- [WHAT IS ASKED]
Look through the lines below and extract any with the word "across".

(Records that describe figures)
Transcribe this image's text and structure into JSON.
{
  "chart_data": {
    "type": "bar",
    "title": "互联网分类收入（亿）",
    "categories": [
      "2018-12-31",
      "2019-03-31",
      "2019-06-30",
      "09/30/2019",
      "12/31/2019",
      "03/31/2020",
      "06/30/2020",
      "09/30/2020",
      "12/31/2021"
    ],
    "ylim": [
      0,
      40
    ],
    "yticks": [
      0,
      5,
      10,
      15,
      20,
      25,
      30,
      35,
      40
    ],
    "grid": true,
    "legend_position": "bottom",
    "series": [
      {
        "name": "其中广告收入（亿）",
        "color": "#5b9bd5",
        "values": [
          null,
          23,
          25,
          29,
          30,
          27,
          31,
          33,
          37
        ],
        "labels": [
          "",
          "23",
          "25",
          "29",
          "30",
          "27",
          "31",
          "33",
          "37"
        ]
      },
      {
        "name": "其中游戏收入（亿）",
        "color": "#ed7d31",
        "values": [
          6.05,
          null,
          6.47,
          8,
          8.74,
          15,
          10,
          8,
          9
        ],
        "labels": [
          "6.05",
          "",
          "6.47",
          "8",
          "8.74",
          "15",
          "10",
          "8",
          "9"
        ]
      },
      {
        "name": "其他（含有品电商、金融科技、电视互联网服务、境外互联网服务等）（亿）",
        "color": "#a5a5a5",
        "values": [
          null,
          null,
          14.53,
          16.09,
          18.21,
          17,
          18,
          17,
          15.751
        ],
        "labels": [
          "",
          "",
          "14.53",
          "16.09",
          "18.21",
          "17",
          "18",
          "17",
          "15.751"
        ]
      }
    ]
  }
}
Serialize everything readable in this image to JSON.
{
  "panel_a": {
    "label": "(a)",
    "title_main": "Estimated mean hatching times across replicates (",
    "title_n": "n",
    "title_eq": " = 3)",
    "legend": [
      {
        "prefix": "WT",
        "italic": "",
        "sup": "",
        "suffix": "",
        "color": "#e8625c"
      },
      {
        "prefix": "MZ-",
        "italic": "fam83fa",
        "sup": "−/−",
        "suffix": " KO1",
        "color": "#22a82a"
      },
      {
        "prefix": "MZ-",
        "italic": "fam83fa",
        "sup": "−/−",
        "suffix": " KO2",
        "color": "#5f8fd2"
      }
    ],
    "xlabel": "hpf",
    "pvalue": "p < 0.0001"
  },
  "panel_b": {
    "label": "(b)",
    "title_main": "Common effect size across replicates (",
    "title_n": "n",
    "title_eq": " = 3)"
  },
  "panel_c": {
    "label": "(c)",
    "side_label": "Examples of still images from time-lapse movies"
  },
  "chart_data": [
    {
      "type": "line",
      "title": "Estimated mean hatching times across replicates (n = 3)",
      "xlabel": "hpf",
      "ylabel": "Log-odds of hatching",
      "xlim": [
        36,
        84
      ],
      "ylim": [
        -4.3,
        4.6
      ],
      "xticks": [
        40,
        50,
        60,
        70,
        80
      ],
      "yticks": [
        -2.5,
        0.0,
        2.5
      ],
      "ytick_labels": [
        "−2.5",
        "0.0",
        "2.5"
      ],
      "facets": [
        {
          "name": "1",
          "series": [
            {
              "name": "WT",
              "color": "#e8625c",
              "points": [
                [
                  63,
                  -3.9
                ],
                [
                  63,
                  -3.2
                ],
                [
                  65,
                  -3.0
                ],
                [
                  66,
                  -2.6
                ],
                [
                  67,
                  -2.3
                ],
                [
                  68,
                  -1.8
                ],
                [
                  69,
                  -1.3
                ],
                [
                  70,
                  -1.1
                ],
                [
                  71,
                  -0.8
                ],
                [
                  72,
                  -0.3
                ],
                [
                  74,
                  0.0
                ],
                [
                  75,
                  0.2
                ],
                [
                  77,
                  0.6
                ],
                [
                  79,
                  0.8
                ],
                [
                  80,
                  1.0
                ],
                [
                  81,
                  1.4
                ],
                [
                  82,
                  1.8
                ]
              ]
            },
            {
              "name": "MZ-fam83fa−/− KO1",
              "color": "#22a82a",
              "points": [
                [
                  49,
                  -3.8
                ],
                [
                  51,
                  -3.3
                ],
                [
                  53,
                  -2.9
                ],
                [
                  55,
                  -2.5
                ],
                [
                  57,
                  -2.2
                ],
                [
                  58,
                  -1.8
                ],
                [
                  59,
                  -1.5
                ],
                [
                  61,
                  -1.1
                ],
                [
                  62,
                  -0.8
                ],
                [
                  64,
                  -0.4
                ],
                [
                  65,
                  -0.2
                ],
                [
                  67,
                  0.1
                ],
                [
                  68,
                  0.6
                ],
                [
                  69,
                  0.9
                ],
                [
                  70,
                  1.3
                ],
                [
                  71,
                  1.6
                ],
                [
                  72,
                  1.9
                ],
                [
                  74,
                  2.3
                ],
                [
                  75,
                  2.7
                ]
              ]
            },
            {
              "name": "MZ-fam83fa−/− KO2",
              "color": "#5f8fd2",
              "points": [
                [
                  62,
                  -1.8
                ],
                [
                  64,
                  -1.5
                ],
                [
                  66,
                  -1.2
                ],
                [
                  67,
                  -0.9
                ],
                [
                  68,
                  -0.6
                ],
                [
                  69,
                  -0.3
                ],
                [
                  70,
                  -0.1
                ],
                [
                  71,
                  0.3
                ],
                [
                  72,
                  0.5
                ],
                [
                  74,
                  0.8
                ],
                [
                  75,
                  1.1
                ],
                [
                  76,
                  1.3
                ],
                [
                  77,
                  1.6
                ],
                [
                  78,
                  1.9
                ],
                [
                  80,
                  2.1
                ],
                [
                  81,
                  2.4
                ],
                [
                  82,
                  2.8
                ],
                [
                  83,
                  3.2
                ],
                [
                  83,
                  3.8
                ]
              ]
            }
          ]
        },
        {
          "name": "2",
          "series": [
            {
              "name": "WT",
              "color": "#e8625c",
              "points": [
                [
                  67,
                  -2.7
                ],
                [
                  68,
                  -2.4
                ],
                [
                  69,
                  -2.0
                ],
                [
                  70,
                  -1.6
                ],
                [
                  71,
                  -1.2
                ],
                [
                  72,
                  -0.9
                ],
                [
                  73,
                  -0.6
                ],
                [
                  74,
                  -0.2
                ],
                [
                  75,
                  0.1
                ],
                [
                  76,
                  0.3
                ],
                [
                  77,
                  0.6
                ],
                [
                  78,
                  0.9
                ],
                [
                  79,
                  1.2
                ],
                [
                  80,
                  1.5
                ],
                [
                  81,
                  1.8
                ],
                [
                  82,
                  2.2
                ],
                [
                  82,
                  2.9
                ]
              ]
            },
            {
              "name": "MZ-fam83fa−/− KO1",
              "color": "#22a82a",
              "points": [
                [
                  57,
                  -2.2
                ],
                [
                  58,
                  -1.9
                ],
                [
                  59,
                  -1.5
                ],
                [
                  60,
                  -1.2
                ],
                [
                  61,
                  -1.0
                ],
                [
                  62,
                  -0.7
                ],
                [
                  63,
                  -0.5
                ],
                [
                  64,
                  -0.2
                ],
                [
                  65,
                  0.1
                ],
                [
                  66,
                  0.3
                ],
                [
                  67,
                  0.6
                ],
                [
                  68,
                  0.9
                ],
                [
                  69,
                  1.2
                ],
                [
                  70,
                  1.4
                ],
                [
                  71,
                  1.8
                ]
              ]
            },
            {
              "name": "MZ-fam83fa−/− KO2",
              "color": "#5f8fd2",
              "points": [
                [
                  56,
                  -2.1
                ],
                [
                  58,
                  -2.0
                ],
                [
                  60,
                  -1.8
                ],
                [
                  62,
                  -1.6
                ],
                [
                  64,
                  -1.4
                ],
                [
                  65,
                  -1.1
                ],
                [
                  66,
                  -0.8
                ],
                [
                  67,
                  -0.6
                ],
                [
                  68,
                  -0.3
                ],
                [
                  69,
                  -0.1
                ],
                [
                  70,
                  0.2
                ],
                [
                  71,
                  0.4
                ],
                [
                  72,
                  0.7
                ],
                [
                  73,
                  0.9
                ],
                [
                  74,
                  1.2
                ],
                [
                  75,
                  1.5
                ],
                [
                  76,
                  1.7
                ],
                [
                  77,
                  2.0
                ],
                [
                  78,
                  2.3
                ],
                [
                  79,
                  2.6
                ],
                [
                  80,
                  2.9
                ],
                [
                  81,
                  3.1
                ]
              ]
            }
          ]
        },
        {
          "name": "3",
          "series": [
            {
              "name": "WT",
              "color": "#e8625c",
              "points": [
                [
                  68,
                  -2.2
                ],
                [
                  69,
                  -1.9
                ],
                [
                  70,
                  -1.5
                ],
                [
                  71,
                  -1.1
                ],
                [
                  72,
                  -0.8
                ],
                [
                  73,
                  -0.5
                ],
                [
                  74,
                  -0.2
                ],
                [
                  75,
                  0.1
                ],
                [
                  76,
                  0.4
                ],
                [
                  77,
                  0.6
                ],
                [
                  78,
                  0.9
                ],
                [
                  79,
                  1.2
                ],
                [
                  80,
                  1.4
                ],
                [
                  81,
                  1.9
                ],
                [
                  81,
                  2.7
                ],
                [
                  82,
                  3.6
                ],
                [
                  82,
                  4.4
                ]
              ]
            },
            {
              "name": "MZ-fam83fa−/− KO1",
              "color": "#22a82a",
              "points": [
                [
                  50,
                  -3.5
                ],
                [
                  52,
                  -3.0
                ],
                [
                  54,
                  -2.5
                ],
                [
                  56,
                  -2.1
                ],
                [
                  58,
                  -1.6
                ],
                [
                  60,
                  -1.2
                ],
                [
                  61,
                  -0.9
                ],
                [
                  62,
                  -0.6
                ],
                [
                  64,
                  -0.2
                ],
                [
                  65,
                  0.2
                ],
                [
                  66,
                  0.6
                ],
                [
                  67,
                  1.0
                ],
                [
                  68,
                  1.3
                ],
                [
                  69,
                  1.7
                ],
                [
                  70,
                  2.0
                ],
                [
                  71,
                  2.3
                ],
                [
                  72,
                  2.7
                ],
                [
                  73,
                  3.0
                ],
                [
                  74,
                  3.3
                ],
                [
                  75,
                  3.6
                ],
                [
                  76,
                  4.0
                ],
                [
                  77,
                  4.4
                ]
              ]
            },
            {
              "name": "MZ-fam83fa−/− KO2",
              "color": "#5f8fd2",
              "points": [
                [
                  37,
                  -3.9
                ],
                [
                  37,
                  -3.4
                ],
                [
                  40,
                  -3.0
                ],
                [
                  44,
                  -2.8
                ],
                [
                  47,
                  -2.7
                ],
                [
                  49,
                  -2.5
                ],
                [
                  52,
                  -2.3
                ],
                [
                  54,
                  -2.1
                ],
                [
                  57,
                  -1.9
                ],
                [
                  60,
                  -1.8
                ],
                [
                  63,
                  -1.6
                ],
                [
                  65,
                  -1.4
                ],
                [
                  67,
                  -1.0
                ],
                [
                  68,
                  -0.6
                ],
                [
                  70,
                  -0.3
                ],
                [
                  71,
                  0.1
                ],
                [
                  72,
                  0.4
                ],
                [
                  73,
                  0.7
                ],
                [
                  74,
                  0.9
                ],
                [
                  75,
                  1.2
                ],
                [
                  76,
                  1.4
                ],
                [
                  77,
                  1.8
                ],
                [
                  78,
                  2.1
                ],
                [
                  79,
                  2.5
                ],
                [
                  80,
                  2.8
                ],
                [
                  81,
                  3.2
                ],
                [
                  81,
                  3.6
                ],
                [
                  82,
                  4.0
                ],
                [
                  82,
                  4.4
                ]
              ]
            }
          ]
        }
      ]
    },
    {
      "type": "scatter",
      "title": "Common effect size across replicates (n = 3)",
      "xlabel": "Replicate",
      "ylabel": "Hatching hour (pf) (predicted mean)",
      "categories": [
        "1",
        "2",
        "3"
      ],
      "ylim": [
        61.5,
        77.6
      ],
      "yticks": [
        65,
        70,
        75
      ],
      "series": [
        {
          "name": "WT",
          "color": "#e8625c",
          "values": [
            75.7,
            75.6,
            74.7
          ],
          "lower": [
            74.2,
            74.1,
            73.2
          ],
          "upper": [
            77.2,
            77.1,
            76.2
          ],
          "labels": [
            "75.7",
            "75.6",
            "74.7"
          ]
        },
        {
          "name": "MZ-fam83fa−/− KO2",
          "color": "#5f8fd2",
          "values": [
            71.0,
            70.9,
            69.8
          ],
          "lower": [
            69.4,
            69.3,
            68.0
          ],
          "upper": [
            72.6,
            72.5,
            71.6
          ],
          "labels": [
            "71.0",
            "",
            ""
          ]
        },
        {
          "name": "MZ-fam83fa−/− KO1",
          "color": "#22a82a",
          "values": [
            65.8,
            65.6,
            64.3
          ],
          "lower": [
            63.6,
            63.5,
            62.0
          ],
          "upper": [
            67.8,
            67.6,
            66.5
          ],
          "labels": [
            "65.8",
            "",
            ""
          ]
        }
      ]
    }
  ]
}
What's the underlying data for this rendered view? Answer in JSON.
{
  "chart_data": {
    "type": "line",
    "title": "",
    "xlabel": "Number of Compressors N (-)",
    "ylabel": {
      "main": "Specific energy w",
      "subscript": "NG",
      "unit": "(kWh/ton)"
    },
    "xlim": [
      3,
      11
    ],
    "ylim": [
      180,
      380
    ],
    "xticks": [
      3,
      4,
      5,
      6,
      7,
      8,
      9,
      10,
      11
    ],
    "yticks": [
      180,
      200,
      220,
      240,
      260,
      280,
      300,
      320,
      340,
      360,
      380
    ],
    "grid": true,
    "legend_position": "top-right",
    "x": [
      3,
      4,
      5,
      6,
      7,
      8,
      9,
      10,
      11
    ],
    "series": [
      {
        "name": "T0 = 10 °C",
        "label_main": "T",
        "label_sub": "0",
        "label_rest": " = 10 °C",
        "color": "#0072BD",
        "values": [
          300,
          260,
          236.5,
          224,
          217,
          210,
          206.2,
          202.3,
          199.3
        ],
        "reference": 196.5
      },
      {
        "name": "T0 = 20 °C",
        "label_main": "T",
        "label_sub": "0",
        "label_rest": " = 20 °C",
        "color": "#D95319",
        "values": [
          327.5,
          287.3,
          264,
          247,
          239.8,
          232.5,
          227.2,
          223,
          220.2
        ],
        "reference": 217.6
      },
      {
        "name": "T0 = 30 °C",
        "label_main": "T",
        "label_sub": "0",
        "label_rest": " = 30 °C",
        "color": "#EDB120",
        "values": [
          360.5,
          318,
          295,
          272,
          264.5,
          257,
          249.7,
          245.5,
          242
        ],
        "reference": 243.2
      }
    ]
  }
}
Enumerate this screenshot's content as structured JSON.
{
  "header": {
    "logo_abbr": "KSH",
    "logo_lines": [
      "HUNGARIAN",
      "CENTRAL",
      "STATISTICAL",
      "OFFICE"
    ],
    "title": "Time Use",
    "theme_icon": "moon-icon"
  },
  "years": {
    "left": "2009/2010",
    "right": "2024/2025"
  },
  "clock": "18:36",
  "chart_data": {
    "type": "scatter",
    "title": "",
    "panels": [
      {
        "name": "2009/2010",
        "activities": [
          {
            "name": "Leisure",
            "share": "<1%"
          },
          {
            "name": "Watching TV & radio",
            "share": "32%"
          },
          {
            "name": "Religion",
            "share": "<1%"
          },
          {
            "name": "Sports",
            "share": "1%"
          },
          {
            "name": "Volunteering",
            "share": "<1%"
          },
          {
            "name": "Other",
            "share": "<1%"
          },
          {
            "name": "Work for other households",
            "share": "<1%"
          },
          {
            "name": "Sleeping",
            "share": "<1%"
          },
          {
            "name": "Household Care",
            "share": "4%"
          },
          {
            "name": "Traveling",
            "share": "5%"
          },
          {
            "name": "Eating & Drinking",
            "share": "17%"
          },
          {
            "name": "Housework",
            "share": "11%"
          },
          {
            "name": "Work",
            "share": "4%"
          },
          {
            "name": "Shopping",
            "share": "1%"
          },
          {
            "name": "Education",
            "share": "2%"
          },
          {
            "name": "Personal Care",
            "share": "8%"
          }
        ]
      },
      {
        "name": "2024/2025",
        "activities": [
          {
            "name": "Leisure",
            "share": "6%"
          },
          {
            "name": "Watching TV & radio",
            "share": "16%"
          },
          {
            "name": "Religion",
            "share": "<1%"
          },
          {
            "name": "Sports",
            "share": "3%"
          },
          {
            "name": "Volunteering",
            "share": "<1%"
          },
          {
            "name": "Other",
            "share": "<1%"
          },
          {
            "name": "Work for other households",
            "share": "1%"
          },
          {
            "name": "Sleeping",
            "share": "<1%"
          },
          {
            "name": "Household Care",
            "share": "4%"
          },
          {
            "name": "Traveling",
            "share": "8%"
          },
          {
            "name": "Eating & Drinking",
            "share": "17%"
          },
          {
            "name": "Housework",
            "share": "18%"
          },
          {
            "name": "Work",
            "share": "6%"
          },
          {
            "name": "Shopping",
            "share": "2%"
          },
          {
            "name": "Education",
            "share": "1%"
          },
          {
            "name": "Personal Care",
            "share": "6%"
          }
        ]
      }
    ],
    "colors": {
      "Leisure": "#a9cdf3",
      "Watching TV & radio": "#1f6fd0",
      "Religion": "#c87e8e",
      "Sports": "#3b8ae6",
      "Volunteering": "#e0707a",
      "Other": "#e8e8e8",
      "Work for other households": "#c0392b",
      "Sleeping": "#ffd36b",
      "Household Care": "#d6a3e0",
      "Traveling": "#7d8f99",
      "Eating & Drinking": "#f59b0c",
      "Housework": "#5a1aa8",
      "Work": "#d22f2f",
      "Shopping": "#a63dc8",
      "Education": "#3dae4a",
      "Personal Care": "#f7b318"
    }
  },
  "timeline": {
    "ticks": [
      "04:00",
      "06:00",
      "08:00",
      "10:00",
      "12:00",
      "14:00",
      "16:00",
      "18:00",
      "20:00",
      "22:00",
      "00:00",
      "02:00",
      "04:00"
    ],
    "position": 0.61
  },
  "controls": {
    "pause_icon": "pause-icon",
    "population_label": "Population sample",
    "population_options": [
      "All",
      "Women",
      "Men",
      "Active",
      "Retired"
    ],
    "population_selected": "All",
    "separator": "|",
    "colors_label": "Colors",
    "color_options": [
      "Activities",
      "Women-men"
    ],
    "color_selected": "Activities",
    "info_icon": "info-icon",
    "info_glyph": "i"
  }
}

- [ANSWER TO THE EXERCISE]
    "title_main": "Estimated mean hatching times across replicates (",
    "title_main": "Common effect size across replicates (",
      "title": "Estimated mean hatching times across replicates (n = 3)",
      "title": "Common effect size across replicates (n = 3)",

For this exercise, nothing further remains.